# Task objective
Pull out every line below holding the word "ierīces".

# Recorded information
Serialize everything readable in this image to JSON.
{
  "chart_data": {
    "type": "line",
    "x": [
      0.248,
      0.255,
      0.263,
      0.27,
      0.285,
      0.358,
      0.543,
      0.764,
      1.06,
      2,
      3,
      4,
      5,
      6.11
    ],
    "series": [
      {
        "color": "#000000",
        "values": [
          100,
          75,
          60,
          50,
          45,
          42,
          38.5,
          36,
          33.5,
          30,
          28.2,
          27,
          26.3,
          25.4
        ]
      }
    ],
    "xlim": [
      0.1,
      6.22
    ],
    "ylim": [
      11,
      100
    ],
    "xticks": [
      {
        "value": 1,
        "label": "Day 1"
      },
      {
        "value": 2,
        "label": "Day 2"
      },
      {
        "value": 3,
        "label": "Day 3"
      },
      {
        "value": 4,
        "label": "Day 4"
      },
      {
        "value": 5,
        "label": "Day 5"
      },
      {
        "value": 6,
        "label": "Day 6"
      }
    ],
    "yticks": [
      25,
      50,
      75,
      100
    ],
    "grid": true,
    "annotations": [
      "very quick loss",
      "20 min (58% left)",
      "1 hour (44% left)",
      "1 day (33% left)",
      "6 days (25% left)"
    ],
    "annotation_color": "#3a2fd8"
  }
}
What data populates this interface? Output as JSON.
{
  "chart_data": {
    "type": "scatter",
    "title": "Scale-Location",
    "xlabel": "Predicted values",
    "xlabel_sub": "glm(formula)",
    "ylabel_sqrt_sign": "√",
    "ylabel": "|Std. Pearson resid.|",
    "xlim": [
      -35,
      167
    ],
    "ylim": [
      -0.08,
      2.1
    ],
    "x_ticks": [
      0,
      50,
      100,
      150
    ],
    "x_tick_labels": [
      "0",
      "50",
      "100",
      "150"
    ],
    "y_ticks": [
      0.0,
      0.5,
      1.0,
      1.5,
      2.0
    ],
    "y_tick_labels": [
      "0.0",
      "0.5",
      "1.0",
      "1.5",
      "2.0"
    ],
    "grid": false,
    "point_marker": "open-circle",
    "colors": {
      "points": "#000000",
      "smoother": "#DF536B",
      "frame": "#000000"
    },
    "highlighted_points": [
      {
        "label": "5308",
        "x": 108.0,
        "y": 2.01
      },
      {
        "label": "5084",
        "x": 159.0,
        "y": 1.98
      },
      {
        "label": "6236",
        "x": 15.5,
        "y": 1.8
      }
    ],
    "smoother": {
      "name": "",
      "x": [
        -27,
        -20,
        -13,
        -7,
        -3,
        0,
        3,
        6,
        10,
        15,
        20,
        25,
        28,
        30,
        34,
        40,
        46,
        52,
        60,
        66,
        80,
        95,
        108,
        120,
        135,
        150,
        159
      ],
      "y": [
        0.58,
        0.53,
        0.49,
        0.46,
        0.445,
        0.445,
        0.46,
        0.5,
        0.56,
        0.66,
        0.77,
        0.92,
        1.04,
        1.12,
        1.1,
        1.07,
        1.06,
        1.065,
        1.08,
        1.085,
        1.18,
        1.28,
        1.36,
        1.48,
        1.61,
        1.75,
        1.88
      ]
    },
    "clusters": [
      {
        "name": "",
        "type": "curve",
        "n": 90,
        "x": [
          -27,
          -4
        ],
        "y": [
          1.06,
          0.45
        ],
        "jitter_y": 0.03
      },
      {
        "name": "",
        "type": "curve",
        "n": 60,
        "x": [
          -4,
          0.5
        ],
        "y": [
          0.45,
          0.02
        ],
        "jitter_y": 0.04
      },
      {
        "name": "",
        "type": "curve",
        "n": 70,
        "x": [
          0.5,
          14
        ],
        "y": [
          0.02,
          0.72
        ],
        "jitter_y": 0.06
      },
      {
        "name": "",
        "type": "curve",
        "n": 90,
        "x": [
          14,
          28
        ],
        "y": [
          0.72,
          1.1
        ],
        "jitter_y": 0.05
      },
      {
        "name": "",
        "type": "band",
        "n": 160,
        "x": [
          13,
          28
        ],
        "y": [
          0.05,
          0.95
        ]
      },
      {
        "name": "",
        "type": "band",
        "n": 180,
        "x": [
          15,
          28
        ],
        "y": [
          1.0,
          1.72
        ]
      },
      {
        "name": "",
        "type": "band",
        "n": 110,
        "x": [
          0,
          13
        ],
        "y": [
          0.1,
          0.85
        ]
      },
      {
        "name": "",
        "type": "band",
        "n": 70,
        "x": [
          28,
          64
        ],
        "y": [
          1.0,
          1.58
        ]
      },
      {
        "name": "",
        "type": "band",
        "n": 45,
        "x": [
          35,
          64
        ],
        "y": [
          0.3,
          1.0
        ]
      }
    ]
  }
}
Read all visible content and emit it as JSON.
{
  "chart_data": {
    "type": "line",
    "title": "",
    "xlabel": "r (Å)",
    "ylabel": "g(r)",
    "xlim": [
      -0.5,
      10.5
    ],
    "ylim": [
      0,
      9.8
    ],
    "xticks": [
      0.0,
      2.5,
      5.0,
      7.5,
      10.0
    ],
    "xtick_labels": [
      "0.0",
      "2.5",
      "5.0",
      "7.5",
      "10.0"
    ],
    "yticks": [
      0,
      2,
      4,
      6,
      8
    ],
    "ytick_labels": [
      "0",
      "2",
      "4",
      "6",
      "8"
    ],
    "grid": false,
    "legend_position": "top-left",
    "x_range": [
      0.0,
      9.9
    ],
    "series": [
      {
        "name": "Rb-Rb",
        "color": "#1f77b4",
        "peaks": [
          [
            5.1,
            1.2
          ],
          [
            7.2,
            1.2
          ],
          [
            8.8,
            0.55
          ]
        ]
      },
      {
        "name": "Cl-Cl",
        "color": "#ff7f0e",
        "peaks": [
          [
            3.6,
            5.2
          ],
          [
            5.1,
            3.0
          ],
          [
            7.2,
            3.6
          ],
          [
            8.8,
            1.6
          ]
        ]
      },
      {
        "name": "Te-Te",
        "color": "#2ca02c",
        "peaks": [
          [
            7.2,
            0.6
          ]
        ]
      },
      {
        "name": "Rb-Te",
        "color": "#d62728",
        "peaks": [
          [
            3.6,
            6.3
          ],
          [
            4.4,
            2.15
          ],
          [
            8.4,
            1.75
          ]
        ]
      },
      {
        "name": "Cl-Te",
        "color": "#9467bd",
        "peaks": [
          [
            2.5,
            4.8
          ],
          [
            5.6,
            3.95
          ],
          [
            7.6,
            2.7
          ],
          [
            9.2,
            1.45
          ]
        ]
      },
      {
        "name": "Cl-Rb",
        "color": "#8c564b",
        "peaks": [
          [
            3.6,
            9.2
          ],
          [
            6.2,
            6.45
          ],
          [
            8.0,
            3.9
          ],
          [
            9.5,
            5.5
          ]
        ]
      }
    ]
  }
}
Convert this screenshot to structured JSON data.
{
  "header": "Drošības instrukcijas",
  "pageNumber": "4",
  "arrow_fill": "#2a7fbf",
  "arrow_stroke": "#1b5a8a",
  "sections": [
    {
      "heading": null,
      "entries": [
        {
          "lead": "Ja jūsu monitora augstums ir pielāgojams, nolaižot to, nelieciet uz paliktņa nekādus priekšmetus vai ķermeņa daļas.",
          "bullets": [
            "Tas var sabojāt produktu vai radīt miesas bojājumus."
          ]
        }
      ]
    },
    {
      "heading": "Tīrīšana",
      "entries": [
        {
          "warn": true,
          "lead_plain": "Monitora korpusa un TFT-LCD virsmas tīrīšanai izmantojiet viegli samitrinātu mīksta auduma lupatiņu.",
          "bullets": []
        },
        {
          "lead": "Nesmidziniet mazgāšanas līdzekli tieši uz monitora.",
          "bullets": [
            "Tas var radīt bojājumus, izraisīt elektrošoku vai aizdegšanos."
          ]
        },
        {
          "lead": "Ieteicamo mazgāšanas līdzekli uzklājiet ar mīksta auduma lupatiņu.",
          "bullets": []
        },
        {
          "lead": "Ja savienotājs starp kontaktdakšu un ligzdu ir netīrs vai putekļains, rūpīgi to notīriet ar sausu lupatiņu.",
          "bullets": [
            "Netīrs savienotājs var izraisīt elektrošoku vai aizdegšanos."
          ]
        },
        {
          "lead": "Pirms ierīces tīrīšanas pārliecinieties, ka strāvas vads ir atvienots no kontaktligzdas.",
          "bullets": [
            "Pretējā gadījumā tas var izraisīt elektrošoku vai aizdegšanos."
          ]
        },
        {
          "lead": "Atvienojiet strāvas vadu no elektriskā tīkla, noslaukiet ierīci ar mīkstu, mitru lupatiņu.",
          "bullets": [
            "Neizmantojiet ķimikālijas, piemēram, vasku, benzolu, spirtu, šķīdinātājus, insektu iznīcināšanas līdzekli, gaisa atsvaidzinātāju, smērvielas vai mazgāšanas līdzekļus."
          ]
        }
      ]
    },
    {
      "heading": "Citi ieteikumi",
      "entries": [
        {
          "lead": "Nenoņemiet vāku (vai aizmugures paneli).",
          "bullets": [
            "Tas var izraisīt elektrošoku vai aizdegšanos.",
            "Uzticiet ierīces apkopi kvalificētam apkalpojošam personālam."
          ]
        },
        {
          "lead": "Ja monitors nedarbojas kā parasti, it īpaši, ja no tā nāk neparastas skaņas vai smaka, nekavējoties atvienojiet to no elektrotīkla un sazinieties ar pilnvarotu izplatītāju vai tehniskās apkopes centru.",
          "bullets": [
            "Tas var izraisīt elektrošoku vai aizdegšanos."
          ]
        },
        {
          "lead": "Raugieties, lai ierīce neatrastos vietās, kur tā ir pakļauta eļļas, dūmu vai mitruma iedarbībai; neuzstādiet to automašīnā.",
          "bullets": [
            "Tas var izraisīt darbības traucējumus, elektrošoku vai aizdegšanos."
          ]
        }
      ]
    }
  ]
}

# Response to the task
          "lead": "Pirms ierīces tīrīšanas pārliecinieties, ka strāvas vads ir atvienots no kontaktligzdas.",
            "Uzticiet ierīces apkopi kvalificētam apkalpojošam personālam."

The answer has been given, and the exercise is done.